■ **Dataset rows**:

▬▬▬▬▬▬

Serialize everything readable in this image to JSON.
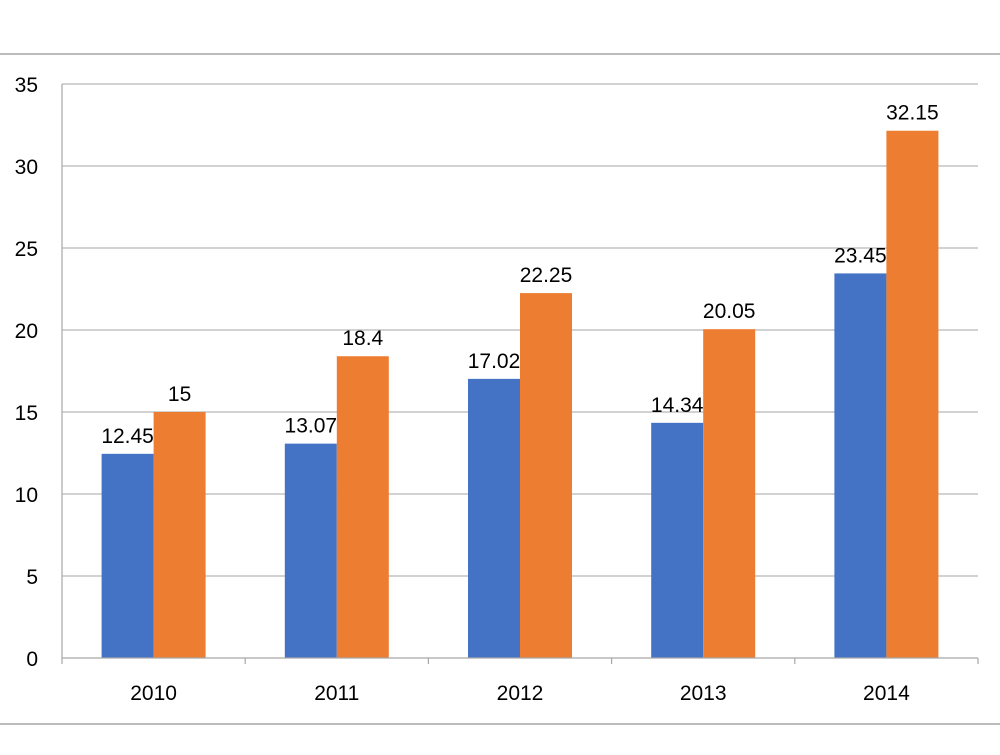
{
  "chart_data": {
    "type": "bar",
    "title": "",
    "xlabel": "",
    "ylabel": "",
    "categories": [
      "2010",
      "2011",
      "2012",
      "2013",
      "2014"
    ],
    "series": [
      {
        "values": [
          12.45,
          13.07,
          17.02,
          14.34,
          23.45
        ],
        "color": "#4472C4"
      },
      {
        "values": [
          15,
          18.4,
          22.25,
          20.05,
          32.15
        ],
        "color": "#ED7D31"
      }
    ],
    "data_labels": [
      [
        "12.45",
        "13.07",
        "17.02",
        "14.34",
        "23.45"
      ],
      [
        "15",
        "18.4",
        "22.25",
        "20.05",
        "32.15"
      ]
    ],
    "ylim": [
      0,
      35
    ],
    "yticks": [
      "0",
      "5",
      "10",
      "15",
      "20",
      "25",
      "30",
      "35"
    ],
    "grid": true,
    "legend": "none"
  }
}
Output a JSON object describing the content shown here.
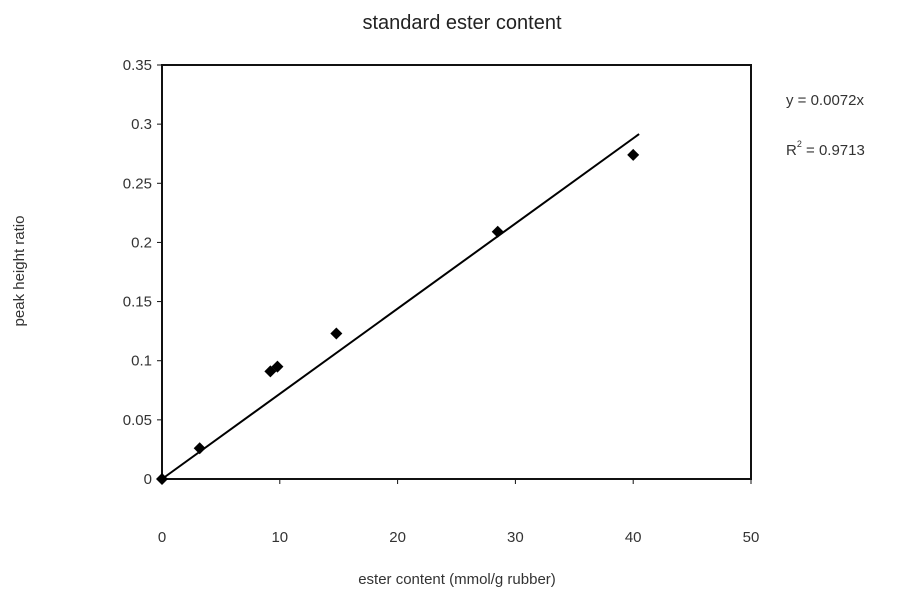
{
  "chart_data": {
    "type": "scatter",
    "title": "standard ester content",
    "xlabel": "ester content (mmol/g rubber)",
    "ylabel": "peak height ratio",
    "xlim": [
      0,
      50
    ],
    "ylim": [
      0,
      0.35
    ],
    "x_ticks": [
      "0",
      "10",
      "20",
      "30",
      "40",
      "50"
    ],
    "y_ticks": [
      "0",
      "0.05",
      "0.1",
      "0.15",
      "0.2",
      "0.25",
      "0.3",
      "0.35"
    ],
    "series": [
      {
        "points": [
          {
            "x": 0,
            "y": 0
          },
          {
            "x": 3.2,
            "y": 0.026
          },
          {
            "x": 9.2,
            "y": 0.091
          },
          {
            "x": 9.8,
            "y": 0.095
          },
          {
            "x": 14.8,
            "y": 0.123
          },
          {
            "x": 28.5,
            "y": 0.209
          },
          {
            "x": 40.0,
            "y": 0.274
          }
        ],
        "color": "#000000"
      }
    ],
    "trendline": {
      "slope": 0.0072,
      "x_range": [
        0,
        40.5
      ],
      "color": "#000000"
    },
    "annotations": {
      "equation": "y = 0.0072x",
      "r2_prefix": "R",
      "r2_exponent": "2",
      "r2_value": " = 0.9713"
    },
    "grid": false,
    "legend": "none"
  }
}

▬▬▬▬▬▬

■ **The exercise**: Select every line of the material above holding the word "title" and copy it.

■ **Exercise response**:
    "title": "",
    "title": "standard ester content",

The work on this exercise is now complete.